▶ What you are asked to do: Hunt for the word "true" across the entries below, copying each line that holds it.

▶ Input records:

◇ ◇ ◇ ◇

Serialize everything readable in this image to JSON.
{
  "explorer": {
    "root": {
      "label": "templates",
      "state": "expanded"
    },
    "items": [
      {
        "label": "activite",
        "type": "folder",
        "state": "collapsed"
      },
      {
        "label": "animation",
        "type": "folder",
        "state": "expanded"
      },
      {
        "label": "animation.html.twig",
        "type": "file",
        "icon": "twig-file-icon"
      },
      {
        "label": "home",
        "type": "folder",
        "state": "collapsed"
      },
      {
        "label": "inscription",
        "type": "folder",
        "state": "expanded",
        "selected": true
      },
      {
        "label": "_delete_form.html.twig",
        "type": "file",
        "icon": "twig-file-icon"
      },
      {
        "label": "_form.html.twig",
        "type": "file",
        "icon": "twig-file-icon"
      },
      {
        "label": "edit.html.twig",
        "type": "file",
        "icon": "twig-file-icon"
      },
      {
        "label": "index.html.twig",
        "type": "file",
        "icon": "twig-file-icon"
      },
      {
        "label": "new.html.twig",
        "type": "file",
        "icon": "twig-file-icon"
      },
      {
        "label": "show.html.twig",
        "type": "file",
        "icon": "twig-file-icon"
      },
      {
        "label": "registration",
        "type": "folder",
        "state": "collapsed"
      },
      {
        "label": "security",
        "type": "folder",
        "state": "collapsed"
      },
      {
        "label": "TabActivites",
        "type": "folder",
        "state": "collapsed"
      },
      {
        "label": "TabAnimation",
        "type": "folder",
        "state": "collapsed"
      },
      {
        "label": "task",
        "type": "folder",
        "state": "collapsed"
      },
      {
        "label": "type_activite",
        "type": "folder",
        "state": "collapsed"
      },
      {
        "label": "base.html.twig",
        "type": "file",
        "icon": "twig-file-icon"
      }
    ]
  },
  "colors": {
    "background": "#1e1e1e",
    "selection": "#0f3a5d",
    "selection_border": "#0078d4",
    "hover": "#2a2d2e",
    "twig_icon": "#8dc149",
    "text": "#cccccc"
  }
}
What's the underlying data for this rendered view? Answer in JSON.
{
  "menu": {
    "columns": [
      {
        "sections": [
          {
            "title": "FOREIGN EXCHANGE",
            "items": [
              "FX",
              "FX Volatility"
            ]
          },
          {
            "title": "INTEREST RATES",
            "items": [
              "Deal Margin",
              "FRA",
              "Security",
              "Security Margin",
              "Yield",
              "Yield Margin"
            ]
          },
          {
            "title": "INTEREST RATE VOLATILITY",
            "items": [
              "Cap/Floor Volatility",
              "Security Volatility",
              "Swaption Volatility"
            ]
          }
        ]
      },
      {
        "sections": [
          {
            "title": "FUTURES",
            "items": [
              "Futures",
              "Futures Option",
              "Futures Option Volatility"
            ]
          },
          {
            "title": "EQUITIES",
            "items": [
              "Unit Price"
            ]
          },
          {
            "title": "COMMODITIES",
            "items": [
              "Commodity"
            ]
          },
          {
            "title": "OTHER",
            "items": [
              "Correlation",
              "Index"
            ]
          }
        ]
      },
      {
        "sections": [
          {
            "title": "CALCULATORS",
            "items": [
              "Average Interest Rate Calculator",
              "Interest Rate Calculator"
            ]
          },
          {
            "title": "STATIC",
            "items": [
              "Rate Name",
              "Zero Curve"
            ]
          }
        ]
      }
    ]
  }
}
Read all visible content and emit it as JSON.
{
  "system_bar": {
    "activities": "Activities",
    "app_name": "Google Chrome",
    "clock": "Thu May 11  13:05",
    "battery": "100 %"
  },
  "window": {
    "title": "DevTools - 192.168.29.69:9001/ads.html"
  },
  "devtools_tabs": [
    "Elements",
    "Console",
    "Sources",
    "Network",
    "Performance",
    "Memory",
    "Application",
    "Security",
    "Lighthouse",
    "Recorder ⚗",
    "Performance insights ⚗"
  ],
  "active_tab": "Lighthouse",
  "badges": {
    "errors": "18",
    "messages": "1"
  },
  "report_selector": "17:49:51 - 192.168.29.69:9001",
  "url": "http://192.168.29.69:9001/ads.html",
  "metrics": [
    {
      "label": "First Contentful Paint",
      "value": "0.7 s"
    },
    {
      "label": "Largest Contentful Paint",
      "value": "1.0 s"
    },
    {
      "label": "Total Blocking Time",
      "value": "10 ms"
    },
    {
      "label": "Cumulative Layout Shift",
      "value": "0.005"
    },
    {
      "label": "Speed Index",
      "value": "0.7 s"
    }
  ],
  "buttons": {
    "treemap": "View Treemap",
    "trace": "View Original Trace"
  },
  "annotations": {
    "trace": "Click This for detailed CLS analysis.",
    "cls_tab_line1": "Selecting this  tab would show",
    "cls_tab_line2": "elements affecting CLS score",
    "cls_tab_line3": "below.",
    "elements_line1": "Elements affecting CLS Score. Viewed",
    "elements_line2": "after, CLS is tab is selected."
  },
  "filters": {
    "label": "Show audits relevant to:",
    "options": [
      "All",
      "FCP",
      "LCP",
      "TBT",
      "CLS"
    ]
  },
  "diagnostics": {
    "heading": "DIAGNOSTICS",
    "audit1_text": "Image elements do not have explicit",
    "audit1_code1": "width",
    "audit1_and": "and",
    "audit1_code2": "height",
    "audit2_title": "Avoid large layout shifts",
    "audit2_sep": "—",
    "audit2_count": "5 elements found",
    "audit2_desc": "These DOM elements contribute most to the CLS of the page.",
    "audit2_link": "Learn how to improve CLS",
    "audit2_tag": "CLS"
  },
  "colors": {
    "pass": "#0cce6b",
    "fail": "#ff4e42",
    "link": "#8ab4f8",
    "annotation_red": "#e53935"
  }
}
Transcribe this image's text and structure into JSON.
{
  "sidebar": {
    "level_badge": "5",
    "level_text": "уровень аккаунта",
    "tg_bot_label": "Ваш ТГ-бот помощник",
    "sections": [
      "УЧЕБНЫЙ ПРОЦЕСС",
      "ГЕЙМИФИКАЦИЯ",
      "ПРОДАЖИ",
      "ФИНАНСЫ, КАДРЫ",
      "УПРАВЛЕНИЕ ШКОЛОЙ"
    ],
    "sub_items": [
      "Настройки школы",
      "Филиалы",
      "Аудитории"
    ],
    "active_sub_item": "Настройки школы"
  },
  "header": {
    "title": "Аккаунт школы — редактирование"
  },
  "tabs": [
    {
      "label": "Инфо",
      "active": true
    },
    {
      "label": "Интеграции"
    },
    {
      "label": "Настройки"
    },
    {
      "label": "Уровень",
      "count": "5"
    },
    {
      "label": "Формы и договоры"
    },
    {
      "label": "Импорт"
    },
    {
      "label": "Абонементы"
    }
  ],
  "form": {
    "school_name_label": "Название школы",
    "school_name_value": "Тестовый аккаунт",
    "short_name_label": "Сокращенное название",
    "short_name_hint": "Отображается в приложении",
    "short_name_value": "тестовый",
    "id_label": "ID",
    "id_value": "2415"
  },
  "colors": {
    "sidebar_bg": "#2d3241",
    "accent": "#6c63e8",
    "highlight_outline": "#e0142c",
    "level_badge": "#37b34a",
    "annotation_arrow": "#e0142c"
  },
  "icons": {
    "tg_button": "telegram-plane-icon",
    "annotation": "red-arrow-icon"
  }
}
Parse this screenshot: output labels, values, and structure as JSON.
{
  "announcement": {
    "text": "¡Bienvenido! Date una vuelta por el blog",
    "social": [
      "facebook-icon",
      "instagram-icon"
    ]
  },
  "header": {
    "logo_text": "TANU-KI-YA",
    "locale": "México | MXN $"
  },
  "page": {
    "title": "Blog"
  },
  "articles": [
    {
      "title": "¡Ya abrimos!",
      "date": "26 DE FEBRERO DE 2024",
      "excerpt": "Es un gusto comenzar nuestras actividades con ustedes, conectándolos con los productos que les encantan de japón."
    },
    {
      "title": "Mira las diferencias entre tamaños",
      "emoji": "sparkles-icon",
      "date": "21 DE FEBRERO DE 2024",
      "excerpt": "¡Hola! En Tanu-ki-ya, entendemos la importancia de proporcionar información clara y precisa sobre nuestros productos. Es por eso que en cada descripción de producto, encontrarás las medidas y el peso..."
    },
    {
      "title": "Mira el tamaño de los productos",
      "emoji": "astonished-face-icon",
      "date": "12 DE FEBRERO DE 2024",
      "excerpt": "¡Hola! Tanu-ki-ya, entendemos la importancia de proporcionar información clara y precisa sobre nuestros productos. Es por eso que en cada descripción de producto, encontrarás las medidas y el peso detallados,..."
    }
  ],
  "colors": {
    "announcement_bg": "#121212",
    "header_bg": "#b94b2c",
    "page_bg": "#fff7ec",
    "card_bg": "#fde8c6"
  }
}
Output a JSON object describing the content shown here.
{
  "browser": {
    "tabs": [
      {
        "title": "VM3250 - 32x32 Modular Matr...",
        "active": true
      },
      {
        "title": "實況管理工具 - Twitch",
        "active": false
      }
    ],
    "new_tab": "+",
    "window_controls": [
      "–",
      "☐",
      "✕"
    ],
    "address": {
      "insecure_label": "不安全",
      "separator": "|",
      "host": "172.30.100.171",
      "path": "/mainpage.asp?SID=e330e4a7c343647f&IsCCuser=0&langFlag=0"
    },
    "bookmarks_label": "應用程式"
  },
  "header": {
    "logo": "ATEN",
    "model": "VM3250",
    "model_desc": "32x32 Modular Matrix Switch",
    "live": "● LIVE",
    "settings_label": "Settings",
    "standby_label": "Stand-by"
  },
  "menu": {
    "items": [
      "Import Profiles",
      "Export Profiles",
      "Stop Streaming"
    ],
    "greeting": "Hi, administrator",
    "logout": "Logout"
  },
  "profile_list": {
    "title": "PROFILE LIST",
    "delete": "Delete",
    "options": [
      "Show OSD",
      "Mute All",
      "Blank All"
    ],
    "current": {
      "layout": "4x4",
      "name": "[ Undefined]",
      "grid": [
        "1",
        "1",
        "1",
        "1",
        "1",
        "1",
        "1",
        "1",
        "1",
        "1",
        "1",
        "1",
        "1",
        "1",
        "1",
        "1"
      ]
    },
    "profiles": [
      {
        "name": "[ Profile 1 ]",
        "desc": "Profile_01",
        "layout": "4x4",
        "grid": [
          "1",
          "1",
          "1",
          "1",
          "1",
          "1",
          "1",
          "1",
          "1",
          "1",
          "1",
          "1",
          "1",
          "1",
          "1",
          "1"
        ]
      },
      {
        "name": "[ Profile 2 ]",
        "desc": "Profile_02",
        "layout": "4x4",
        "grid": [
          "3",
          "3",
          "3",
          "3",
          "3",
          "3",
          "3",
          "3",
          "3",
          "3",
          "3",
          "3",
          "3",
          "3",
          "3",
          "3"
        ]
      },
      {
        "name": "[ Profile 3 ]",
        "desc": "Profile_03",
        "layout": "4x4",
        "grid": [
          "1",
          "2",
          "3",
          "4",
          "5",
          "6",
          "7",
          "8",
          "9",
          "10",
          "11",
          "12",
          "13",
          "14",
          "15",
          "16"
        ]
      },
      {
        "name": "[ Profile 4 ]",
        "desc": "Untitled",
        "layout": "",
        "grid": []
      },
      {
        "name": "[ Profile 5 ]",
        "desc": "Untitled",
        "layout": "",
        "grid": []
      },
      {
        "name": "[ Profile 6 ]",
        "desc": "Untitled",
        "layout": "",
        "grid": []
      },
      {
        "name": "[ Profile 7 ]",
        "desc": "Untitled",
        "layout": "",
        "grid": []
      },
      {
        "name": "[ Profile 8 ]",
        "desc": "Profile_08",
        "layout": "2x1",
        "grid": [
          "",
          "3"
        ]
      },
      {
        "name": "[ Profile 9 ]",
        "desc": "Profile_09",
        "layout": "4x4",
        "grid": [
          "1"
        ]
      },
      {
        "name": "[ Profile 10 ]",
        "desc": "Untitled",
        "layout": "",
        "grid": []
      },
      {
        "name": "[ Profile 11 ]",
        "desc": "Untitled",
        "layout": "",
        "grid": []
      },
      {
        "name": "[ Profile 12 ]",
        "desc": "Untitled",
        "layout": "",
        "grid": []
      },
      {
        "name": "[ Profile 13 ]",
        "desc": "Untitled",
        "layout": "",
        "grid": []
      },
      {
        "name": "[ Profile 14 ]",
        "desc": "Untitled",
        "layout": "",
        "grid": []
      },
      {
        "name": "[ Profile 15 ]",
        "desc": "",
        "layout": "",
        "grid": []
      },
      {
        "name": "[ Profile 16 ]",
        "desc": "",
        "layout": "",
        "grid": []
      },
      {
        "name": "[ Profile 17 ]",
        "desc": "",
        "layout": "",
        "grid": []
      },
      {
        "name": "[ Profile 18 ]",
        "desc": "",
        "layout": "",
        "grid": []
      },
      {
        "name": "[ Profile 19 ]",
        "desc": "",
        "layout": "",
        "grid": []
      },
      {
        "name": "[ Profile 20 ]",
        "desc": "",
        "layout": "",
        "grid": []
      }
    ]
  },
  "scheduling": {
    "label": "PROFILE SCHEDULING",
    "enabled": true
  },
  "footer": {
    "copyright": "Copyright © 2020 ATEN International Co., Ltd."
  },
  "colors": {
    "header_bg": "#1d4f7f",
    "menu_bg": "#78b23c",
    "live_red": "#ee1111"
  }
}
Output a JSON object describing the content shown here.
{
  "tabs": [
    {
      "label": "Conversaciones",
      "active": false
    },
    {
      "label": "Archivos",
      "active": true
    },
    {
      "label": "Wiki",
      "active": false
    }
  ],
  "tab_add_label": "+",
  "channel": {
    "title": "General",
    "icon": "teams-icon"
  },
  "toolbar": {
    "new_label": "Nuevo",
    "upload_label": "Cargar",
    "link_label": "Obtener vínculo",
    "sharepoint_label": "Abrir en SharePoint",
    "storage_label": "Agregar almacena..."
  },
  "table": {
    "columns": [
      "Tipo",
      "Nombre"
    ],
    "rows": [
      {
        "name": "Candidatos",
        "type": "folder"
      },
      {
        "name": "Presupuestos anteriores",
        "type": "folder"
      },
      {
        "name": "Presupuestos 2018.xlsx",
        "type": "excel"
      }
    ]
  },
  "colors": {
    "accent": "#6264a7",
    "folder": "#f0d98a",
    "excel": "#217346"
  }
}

◇ ◇ ◇ ◇

▶ Result of this task:
        "selected": true
      "active": true
        "active": true
    "enabled": true
      "active": true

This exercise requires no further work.